■ **Work to be completed**
Return all lines in the material below that contain "Each".

Entries with figure data
###

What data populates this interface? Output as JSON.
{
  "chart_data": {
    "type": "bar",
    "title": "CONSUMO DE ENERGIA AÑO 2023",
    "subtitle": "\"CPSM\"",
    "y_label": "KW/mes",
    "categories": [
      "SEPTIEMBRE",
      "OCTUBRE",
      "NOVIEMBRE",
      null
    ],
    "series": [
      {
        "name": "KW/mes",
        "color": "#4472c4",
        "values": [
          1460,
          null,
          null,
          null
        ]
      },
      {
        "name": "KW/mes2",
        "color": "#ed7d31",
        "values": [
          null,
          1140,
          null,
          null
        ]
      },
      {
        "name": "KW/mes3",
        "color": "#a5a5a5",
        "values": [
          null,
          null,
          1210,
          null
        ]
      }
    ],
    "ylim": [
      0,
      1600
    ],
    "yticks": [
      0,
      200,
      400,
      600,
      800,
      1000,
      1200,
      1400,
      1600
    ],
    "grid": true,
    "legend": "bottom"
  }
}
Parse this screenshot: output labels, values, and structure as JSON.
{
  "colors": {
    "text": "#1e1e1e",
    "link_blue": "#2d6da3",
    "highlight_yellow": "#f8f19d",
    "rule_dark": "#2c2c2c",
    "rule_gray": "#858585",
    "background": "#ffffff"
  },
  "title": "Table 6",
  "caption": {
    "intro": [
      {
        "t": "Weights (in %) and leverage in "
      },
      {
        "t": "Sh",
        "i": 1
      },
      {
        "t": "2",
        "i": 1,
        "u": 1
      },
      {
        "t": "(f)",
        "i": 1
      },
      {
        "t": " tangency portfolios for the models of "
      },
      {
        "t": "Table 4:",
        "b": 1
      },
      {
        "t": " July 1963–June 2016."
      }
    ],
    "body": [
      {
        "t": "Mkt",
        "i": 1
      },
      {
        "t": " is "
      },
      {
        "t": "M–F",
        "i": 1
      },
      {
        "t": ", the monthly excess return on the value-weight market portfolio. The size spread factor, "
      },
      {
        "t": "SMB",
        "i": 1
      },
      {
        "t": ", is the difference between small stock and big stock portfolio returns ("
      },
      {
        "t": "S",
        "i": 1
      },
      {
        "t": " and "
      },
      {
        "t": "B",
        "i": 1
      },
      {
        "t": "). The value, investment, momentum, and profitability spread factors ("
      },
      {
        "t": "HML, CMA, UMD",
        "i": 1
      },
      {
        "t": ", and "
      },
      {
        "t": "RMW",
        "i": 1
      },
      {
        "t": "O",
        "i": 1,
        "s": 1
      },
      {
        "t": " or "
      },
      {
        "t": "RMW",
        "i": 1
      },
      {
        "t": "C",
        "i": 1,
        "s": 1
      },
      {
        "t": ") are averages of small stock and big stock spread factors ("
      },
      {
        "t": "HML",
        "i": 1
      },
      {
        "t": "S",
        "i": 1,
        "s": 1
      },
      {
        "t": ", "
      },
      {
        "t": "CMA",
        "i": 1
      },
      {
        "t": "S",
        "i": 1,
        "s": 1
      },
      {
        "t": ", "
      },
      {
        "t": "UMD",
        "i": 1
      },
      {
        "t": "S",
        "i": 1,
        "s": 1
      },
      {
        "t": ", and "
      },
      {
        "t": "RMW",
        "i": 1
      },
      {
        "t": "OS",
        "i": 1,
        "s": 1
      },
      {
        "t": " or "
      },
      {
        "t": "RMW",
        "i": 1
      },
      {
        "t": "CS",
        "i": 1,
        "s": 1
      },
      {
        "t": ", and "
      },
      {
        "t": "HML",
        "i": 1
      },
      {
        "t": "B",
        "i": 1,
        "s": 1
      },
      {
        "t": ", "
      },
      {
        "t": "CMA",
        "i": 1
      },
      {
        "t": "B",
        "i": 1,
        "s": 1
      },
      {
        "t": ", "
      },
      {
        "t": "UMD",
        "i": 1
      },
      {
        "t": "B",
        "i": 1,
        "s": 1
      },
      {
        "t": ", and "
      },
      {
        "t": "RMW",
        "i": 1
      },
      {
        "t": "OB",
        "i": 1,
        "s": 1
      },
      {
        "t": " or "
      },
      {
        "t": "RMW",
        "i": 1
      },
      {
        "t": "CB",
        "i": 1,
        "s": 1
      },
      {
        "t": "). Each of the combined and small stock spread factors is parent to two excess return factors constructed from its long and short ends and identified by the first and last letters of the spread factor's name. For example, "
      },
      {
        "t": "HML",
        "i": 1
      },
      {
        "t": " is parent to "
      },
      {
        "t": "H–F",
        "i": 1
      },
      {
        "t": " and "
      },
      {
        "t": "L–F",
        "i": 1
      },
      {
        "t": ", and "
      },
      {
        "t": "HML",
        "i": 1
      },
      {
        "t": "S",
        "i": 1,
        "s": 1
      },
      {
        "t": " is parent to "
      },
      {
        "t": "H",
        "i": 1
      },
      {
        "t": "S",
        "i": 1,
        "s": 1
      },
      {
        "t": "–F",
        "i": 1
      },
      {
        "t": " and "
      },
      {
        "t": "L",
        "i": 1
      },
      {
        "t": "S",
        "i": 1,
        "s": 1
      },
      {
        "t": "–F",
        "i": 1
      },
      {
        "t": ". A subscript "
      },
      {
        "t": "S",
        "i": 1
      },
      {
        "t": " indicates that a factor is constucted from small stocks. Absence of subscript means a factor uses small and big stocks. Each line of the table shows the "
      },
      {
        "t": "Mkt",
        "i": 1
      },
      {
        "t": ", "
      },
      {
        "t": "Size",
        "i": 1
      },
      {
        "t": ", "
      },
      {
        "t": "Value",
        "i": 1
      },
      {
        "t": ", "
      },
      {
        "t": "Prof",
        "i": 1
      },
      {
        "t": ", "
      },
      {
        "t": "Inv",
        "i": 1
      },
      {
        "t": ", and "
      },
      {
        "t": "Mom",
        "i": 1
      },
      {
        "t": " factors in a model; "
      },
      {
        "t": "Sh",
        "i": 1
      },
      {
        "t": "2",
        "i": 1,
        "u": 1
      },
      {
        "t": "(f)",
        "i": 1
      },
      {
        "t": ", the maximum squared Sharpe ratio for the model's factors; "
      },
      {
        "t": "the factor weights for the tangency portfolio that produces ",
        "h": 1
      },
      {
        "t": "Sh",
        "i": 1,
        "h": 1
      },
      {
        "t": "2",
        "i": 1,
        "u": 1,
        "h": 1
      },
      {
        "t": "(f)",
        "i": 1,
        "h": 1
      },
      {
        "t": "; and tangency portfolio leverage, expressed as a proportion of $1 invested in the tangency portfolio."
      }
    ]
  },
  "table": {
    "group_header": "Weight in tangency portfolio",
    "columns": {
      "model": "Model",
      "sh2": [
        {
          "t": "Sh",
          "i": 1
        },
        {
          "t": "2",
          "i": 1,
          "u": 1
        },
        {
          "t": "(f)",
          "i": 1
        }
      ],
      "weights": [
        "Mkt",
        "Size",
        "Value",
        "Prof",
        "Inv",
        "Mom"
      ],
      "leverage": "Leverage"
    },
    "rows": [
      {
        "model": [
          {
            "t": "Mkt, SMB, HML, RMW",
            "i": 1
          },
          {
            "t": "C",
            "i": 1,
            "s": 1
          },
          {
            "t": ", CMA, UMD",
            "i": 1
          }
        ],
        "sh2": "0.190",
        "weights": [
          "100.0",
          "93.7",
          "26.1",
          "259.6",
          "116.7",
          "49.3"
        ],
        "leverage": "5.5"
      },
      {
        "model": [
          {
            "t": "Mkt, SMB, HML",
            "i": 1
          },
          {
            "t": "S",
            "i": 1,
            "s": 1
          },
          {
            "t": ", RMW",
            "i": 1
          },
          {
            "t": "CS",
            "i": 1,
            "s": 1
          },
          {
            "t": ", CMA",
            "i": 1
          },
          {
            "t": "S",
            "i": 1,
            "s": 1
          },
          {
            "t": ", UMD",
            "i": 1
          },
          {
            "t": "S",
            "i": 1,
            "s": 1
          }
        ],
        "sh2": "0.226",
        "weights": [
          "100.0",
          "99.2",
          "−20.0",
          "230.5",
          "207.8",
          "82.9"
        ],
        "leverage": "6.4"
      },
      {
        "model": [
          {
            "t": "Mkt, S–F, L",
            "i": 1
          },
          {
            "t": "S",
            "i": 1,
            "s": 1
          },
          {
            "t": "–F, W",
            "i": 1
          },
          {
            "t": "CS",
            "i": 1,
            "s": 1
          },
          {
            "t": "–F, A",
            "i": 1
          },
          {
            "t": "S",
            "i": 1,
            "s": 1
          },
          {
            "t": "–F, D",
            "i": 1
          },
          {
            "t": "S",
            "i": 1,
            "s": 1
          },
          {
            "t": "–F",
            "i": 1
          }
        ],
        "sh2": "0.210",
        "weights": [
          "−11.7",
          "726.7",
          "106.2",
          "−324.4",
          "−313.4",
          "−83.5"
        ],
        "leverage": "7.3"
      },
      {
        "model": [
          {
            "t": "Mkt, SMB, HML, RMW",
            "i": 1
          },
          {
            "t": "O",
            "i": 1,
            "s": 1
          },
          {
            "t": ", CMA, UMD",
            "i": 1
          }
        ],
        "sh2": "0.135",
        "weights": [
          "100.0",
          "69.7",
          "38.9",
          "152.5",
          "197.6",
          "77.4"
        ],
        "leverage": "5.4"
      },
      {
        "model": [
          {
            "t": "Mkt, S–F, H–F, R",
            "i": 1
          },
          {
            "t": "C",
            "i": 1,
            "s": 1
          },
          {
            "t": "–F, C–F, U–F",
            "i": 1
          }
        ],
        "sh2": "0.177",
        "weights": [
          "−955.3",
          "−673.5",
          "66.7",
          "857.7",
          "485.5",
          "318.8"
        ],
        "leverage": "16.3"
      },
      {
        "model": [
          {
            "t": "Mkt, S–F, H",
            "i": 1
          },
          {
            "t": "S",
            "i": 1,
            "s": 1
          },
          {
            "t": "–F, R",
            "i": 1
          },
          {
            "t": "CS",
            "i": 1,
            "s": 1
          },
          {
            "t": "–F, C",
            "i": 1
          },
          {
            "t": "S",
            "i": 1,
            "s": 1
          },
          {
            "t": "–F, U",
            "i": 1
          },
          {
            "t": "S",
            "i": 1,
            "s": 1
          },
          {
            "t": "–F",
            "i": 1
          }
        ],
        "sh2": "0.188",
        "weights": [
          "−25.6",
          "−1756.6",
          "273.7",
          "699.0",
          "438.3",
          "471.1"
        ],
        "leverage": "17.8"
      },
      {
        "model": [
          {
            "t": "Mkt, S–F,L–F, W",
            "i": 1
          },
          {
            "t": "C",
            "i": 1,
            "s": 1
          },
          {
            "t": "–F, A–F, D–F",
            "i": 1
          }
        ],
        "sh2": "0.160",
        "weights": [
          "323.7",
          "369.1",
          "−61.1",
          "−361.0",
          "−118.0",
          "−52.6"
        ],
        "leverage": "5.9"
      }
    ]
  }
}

###

■ **Response**
        "t": "). Each of the combined and small stock spread factors is parent to two excess return factors constructed from its long and short ends and identified by the first and last letters of the spread factor's name. For example, "
        "t": " indicates that a factor is constucted from small stocks. Absence of subscript means a factor uses small and big stocks. Each line of the table shows the "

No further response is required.